■ **Request 1**
Answer these questions using the Glacier National Park travel account below.
(a) How low does the temperature drop at night there, according to the account?
(b) What did the shower system require?
(c) Which two places had the travelers visited before arriving in Glacier?

— begin Reading text —

Glacier National Park is part of the Rocky Mountains, which could explain why our first full day there got off to a rocky start. Or maybe it was the drinking the night before. That might make more sense.
For whatever reason, the morning of day two in Montana was a rough one. We woke up freezing cold. It gets down into the 30s at night, even in September, and we could see our breath as we poked our head out of the blankets. The hike to the shared bathroom was also rough due to the cold, and was heightened by the bizarre shower system that required tokens. Those who know me well will be impressed to know that I was able to complete my shower before hitting the time limit imposed by the system. After packing our gear for the day, we drove over to the main lodge to get some quick supplies. When we left the lodge, our car was blocked in by a Jammer. I had read about Glacier's famous jammers, which are big red busses with retractable roofs that offer tours of the park. I was intent to ride one at some point until a friend of mine explained they were mostly used to transport older visitors around the park. No one was getting on or off the jammer, so I asked the driver if he would please move his vehicle. He refused. We argued. He wouldn't budge, literally or figuratively. We were stuck until he decided it would be a convenient time to move. I sat in the car and fumed while he kept us trapped there for almost an hour (six minutes). That solidified it. I was in a foul mood for the day.
Looking back, I know how silly it was to be in a bad mood while on vacation, especially when we were surrounded by so much wonder. Heck, I even knew it then. We had been on the road for a week at that point, having hit the Badlands and Yellowstone before arriving in Glacier the night before. I suppose road weariness has to pop up sometime. But despite the nagging irritation, I was constantly distracted from my grumpiness by the amazing sights we'd see throughout the rest of the day.

— end Reading text —

■ **Request 2**
Return the listing lines from the start of the listing through the line holding "y-tick-label: 600 [92,323,127,346]", inclusive, without any change.

— begin Records for this task —

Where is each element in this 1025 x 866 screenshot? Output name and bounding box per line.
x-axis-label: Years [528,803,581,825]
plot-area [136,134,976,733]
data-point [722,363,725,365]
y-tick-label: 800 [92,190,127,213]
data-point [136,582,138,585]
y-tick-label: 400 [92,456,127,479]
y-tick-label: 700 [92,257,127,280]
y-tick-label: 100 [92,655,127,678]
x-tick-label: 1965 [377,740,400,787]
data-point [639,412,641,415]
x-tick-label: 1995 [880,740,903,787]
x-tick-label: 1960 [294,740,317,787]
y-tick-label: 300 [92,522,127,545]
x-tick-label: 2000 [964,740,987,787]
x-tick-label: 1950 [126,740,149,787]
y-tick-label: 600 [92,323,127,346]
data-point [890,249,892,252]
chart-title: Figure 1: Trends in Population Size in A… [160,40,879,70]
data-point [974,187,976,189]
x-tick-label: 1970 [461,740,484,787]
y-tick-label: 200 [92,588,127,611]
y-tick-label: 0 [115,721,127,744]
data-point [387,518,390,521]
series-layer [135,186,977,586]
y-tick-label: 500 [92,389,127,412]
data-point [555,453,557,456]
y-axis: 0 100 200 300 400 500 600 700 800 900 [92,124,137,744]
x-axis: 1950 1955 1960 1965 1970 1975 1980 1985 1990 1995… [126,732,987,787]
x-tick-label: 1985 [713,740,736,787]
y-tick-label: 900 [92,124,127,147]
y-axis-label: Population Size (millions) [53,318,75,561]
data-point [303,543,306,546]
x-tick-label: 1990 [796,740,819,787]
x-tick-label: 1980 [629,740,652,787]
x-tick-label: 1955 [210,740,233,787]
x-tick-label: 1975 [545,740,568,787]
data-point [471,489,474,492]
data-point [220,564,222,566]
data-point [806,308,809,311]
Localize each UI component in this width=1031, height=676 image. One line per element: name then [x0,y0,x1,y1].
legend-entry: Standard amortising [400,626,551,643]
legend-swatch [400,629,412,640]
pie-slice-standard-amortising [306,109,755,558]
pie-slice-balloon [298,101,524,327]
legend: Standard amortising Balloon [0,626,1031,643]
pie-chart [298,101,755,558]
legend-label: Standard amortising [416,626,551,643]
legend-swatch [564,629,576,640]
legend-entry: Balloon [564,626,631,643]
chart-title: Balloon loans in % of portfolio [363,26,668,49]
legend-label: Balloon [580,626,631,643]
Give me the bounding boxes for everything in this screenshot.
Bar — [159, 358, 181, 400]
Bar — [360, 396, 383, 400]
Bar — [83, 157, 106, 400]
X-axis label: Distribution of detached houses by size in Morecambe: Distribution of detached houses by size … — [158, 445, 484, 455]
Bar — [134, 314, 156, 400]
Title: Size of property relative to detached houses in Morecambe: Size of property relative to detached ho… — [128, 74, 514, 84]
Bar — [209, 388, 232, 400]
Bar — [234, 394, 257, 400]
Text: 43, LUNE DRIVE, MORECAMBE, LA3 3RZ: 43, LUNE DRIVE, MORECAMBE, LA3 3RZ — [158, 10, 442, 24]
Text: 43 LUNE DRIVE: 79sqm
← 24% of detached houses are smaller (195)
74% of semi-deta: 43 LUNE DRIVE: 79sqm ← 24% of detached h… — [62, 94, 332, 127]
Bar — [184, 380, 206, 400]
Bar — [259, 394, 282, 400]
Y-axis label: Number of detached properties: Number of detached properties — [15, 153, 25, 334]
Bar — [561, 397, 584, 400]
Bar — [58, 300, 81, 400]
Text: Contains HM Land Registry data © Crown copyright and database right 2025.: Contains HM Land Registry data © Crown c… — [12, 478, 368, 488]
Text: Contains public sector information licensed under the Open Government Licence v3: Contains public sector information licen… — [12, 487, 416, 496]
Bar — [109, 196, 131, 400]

— end Records for this task —

■ **Final result 1**
(a) Into the 30s, even in September.
(b) Tokens.
(c) The Badlands and Yellowstone.

■ **Final result 2**
Where is each element in this 1025 x 866 screenshot? Output name and bounding box per line.
x-axis-label: Years [528,803,581,825]
plot-area [136,134,976,733]
data-point [722,363,725,365]
y-tick-label: 800 [92,190,127,213]
data-point [136,582,138,585]
y-tick-label: 400 [92,456,127,479]
y-tick-label: 700 [92,257,127,280]
y-tick-label: 100 [92,655,127,678]
x-tick-label: 1965 [377,740,400,787]
data-point [639,412,641,415]
x-tick-label: 1995 [880,740,903,787]
x-tick-label: 1960 [294,740,317,787]
y-tick-label: 300 [92,522,127,545]
x-tick-label: 2000 [964,740,987,787]
x-tick-label: 1950 [126,740,149,787]
y-tick-label: 600 [92,323,127,346]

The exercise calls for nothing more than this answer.